What is being asked: Copy out each line of the data holding "其他支出".

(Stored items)
---
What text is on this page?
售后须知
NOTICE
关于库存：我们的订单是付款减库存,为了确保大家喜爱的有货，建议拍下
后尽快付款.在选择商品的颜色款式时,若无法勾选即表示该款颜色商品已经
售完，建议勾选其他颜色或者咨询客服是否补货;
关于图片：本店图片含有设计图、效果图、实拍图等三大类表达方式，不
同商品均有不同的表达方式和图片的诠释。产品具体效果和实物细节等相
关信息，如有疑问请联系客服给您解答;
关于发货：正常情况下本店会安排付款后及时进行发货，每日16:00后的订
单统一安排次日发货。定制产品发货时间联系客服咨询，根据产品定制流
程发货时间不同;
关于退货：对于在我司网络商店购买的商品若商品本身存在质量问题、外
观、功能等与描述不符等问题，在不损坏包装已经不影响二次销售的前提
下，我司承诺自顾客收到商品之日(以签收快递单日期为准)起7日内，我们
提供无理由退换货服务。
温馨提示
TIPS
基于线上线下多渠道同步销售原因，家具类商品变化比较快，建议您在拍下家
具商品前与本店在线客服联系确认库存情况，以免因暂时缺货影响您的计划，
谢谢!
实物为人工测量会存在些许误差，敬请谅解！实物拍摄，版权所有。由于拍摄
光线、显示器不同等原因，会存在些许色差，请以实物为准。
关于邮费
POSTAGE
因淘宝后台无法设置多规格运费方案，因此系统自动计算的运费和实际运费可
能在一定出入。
---
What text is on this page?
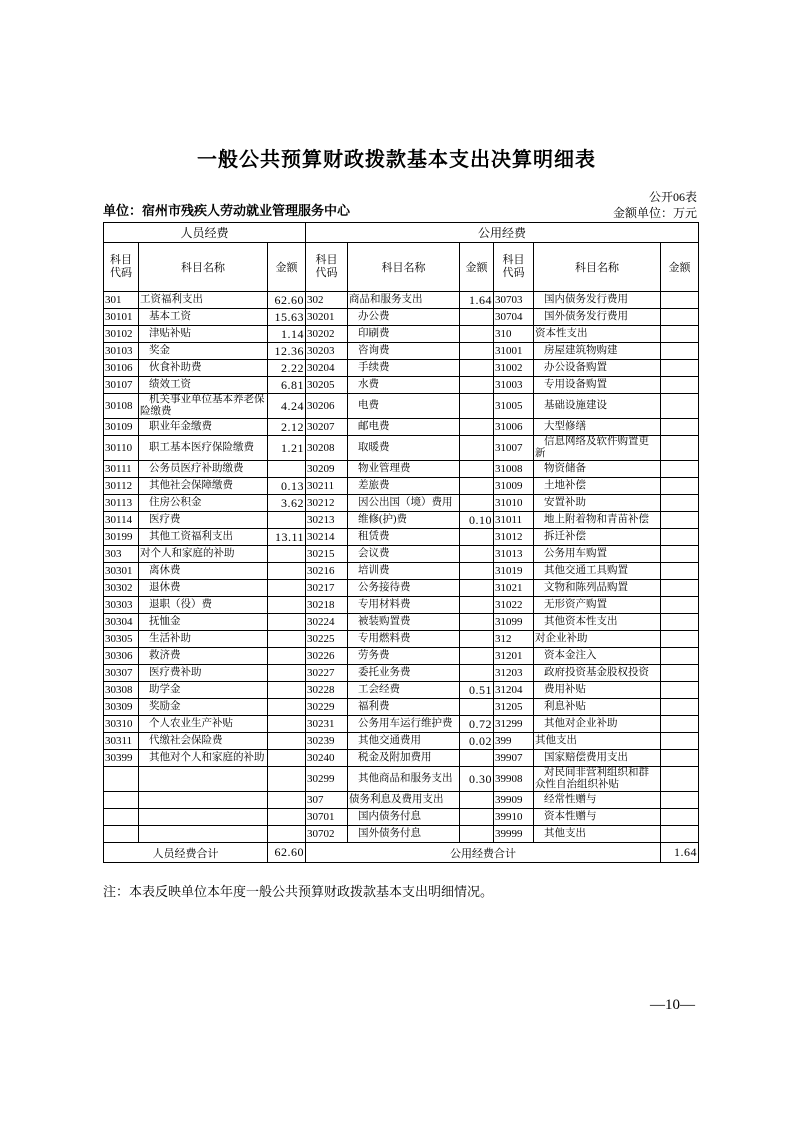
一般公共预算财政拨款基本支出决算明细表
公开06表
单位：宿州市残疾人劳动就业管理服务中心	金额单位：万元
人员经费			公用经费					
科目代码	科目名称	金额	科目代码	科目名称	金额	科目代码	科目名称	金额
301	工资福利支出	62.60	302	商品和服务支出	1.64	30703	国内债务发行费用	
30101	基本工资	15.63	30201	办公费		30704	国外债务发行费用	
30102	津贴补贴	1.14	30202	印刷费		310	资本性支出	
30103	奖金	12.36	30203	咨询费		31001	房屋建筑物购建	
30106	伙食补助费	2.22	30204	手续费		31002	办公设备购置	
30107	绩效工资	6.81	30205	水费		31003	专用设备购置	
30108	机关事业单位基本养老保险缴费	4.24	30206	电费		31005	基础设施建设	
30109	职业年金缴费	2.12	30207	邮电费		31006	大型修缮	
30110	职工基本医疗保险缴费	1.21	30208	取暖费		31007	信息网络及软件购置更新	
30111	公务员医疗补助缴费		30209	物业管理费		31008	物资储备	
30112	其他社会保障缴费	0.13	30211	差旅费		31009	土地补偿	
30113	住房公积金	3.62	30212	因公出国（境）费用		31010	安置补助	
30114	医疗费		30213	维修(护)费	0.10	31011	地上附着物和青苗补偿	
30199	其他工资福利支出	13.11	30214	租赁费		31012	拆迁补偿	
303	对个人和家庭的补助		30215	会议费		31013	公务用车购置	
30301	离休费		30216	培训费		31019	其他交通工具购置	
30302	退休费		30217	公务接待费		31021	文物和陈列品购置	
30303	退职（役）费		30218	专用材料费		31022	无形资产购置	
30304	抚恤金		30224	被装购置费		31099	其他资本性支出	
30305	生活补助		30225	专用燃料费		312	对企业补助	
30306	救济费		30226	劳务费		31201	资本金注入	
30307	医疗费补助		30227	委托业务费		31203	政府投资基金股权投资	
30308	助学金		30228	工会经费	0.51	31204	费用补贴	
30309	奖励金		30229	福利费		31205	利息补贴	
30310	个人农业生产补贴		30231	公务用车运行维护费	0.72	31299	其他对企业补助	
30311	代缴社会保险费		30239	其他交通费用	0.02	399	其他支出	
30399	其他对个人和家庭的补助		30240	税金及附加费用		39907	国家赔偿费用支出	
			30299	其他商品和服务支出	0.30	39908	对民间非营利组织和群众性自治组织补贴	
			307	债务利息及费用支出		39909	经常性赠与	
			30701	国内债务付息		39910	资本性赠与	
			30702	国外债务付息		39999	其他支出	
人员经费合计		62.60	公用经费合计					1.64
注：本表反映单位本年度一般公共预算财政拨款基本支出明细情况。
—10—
---
Solved problem:
30311	代缴社会保险费		30239	其他交通费用	0.02	399	其他支出	
			30702	国外债务付息		39999	其他支出	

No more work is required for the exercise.